━━━ STORED DATA
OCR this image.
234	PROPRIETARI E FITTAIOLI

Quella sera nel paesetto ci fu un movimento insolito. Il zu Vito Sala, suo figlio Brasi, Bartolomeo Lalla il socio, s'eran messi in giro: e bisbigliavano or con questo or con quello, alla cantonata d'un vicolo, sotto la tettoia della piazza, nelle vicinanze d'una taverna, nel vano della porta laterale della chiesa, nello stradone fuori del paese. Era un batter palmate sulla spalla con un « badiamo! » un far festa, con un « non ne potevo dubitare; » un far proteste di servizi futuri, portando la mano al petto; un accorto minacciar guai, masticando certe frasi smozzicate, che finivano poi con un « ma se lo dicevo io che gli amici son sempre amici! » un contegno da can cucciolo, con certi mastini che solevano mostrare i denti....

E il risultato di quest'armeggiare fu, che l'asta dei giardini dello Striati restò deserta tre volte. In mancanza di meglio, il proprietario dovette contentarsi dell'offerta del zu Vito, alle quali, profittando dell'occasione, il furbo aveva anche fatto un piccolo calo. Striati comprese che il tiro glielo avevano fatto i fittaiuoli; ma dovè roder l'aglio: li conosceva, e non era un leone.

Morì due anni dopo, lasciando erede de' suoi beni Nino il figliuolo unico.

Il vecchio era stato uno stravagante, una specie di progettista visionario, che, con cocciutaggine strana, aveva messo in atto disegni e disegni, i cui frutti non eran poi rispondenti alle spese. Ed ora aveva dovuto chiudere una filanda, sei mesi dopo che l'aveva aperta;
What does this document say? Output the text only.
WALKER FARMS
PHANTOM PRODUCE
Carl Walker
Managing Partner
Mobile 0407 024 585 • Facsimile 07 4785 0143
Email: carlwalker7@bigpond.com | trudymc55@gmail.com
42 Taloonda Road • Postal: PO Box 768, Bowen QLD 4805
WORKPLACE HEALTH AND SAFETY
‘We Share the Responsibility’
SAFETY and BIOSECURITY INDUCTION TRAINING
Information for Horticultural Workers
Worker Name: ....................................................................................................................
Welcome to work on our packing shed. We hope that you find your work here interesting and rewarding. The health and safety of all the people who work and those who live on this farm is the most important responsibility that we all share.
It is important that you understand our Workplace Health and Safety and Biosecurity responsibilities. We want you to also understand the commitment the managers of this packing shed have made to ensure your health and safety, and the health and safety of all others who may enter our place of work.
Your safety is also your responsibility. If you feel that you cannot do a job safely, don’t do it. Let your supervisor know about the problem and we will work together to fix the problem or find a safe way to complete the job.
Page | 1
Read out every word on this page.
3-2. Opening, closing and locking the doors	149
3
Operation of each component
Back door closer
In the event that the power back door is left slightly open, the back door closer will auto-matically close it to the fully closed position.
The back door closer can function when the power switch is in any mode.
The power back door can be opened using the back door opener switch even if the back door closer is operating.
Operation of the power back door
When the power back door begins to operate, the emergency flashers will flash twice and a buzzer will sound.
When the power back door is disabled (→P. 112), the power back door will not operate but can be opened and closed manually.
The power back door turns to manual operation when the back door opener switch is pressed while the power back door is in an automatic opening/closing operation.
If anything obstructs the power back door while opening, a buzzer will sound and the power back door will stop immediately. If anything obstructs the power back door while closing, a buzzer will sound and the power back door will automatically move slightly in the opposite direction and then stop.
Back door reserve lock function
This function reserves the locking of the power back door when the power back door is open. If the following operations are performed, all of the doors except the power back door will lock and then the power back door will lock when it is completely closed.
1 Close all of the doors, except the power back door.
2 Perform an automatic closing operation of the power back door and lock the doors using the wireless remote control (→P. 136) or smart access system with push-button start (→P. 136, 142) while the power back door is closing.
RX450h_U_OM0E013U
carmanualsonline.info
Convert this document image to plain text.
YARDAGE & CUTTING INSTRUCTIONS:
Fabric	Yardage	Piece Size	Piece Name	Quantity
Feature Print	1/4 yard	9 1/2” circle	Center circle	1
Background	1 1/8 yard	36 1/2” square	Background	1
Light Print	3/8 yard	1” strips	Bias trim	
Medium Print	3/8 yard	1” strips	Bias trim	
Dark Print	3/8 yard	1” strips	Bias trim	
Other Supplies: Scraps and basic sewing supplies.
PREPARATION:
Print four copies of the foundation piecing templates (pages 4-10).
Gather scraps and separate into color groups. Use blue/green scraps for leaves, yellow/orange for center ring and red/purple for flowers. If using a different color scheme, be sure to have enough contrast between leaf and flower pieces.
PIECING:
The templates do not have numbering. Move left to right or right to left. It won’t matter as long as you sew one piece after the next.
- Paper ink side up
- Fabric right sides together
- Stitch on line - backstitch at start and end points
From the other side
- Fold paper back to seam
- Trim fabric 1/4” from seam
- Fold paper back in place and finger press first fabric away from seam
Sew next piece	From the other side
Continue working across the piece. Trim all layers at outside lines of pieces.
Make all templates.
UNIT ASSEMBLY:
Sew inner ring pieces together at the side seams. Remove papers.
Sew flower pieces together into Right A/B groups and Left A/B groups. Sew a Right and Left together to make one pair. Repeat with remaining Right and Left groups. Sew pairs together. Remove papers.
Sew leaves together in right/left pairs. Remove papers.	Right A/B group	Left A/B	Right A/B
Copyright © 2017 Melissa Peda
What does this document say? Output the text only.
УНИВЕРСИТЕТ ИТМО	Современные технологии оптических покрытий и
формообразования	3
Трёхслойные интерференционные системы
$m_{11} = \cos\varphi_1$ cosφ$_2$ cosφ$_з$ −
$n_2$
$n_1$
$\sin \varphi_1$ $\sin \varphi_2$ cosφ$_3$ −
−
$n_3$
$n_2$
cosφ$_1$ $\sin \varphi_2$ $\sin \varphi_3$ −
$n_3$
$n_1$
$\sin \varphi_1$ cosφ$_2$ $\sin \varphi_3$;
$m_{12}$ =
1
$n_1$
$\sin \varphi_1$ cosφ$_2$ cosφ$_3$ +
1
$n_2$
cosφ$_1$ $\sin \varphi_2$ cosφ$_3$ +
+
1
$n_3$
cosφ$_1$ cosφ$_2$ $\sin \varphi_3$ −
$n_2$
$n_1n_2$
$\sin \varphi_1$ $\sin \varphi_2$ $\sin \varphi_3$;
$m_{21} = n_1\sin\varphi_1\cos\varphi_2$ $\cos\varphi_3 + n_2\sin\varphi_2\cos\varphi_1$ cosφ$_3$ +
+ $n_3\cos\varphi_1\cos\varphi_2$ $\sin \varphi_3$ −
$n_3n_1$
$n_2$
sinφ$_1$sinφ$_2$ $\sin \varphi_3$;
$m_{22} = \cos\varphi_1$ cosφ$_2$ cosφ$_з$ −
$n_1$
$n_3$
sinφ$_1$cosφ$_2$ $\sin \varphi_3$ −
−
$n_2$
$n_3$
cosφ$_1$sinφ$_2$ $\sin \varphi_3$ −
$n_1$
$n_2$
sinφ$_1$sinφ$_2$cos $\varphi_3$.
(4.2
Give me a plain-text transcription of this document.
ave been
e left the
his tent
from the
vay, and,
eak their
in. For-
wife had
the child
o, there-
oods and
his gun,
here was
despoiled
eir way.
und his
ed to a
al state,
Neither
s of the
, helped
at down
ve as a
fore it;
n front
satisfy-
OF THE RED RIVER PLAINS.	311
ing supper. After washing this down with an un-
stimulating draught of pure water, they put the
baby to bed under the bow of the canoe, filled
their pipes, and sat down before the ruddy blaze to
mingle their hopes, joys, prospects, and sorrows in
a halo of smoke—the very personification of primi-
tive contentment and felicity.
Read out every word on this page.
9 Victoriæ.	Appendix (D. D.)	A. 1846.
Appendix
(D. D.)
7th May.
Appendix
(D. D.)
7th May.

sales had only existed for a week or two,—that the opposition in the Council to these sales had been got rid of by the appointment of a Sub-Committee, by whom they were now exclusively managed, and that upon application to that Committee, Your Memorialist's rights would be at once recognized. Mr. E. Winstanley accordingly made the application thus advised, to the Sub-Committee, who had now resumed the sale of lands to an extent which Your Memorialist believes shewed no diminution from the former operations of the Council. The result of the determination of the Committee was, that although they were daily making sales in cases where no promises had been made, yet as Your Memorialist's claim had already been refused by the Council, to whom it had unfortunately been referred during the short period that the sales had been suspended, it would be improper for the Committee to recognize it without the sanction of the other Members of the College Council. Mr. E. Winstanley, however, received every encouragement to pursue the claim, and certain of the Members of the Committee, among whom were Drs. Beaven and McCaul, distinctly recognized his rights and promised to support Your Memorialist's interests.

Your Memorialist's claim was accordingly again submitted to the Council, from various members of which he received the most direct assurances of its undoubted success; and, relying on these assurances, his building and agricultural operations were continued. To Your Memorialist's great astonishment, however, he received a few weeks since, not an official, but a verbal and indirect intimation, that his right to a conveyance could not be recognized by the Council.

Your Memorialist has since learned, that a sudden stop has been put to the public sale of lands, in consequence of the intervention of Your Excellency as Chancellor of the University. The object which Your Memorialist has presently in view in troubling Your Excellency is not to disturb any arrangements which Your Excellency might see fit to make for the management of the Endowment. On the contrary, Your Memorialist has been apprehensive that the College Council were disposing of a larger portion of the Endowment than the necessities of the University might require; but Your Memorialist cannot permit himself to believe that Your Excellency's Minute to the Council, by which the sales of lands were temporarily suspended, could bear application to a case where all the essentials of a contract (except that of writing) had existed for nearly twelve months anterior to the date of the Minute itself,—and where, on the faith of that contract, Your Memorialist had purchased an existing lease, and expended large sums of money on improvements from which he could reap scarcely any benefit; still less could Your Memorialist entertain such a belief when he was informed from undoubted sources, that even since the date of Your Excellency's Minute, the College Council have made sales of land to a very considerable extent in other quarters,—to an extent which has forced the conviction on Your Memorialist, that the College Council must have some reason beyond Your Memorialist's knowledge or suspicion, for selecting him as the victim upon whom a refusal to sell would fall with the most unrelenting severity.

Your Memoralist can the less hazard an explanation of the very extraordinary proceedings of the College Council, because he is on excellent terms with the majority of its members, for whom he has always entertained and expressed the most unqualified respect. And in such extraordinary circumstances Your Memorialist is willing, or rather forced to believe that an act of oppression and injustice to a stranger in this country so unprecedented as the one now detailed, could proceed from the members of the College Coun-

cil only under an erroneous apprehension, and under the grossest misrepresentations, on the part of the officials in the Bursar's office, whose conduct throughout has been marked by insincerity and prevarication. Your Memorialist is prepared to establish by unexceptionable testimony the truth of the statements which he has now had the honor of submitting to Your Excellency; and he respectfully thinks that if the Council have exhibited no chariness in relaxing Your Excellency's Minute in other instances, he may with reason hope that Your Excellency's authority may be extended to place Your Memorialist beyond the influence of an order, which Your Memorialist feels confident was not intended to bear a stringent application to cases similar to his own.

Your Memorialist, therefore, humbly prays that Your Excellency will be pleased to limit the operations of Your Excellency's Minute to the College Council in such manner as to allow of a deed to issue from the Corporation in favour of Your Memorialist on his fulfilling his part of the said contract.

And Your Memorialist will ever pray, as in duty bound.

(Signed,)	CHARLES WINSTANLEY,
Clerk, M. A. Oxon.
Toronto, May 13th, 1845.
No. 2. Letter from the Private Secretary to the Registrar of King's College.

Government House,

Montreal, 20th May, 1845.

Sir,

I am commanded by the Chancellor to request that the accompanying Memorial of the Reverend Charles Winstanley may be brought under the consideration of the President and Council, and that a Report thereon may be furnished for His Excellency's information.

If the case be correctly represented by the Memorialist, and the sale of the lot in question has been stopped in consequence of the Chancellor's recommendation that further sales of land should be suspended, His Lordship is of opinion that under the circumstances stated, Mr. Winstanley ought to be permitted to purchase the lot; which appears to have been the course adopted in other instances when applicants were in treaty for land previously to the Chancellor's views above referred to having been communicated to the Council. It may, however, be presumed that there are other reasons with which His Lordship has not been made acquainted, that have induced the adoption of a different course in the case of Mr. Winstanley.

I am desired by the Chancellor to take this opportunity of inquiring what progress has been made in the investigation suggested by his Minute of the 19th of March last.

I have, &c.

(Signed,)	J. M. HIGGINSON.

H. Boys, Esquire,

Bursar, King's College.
━━━━━━
THE EXERCISE> From the data above, copy each line that has the string "operate".

SOLUTION>
When the power back door begins to operate, the emergency flashers will flash twice and a buzzer will sound.
When the power back door is disabled (→P. 112), the power back door will not operate but can be opened and closed manually.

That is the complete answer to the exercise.